··· SOURCE MATERIAL ···

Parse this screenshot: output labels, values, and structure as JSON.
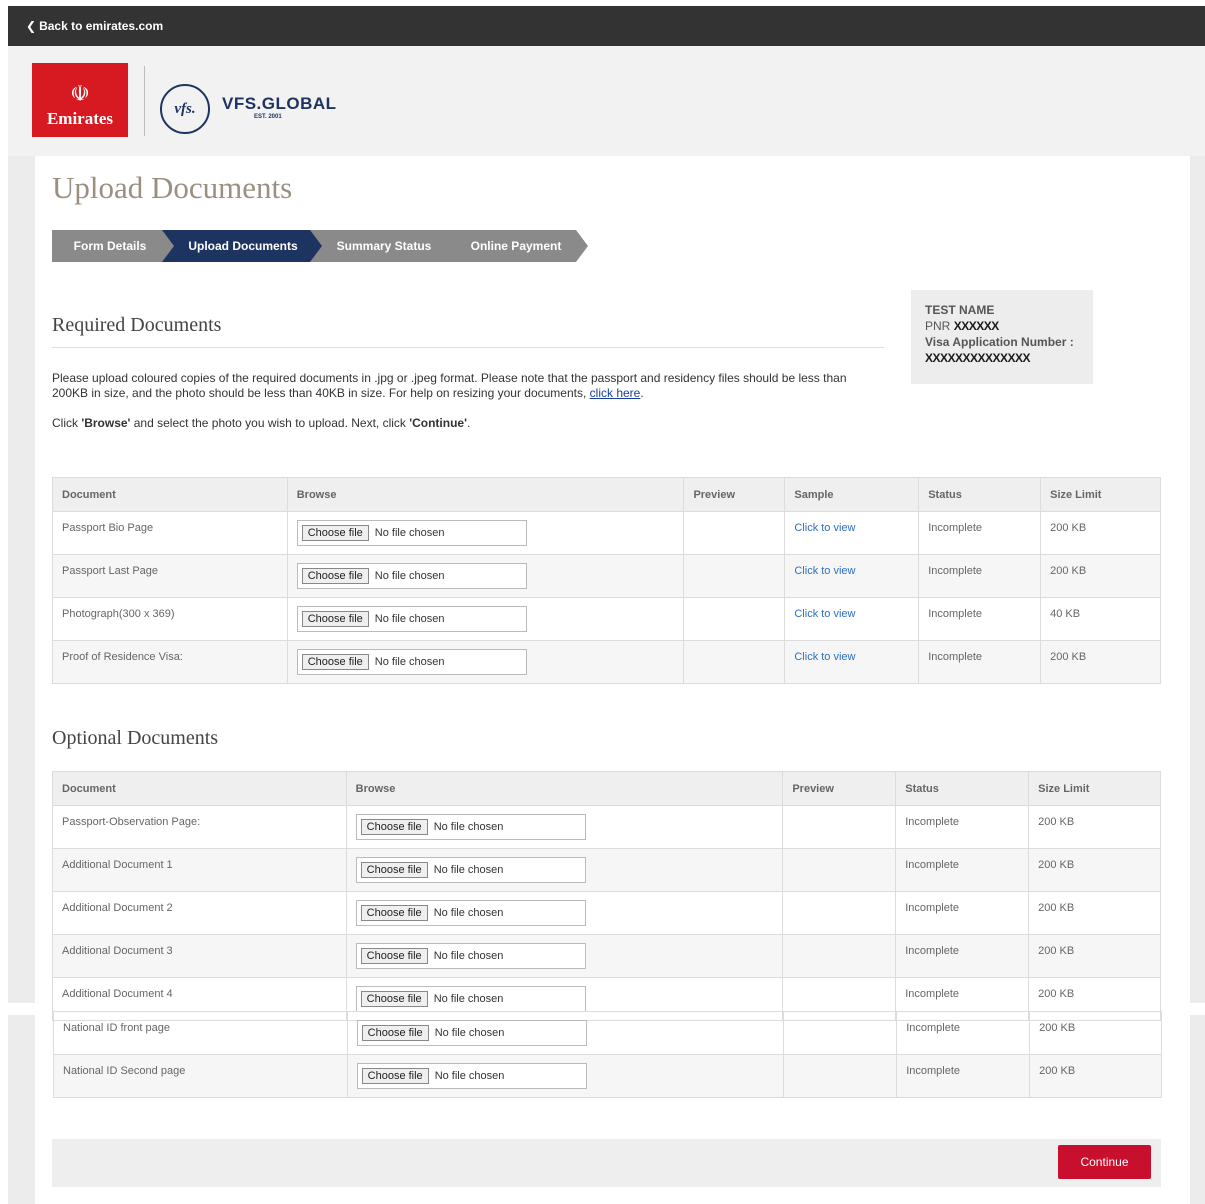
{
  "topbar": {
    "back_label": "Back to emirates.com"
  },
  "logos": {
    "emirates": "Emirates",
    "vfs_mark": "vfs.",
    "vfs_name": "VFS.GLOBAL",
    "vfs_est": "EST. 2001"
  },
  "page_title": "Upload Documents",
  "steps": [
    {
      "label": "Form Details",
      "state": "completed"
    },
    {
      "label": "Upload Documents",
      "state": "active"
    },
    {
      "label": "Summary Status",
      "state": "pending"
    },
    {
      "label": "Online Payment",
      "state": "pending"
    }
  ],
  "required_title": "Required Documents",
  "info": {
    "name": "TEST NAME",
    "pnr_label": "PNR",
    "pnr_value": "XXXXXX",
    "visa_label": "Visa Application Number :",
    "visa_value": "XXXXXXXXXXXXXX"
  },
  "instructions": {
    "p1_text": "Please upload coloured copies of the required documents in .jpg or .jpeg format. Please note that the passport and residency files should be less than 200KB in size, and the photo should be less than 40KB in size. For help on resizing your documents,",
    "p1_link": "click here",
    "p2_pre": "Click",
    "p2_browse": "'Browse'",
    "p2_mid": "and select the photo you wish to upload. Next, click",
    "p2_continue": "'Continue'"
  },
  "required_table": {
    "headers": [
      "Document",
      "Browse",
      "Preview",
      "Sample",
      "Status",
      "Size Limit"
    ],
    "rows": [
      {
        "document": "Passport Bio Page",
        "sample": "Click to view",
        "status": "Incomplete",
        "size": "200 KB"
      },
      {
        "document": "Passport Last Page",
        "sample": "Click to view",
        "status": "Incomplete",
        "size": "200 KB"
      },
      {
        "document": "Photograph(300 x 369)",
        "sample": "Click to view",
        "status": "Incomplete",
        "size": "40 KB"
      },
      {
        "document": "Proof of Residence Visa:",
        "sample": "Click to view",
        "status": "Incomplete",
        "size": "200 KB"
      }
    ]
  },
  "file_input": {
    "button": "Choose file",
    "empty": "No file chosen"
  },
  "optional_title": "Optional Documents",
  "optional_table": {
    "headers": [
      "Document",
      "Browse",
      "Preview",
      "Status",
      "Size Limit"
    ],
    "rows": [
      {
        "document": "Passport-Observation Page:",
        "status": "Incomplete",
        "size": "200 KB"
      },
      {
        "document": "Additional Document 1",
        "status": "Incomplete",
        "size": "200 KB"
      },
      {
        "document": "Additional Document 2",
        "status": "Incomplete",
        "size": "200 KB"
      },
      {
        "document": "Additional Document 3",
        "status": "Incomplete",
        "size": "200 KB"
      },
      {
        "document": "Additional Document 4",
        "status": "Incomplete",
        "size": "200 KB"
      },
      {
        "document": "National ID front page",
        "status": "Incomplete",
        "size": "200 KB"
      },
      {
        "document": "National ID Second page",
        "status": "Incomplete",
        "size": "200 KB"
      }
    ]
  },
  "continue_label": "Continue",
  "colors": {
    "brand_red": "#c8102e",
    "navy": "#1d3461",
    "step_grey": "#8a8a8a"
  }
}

···
··· SOURCE MATERIAL ···

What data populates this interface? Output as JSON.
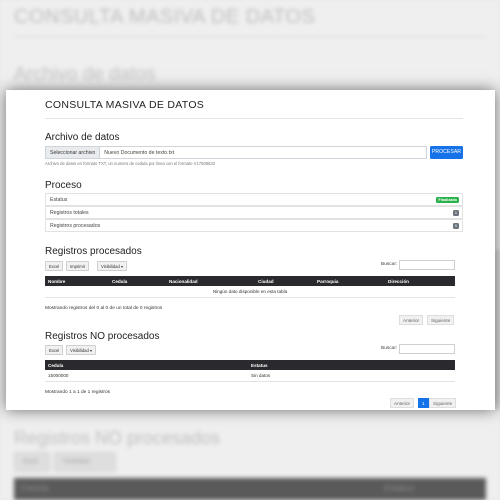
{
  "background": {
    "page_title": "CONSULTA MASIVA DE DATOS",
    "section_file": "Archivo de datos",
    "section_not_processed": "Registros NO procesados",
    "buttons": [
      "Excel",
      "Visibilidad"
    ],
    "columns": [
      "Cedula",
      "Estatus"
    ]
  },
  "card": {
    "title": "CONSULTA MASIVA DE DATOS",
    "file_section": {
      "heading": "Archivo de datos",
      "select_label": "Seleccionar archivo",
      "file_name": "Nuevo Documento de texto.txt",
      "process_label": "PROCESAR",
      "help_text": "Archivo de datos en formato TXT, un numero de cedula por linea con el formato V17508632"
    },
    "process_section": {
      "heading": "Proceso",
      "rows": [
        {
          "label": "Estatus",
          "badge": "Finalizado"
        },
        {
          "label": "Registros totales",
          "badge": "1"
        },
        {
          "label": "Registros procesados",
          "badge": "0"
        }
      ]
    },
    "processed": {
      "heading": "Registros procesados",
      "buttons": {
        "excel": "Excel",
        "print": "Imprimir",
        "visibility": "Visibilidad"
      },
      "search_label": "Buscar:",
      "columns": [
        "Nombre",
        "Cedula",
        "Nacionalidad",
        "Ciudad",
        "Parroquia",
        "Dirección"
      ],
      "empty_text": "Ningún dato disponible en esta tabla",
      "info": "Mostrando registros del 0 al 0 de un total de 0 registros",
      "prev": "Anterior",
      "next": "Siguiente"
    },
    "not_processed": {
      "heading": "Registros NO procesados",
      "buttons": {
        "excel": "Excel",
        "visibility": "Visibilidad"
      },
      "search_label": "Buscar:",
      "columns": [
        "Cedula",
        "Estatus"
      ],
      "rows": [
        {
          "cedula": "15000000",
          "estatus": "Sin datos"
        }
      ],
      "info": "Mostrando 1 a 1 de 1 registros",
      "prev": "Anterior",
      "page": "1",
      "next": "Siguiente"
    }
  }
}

···

EXERCISE PROMPT: Check each line of the data above for the word "Continue", then state how many lines have it. Give the number alone.

TASK SOLUTION: 2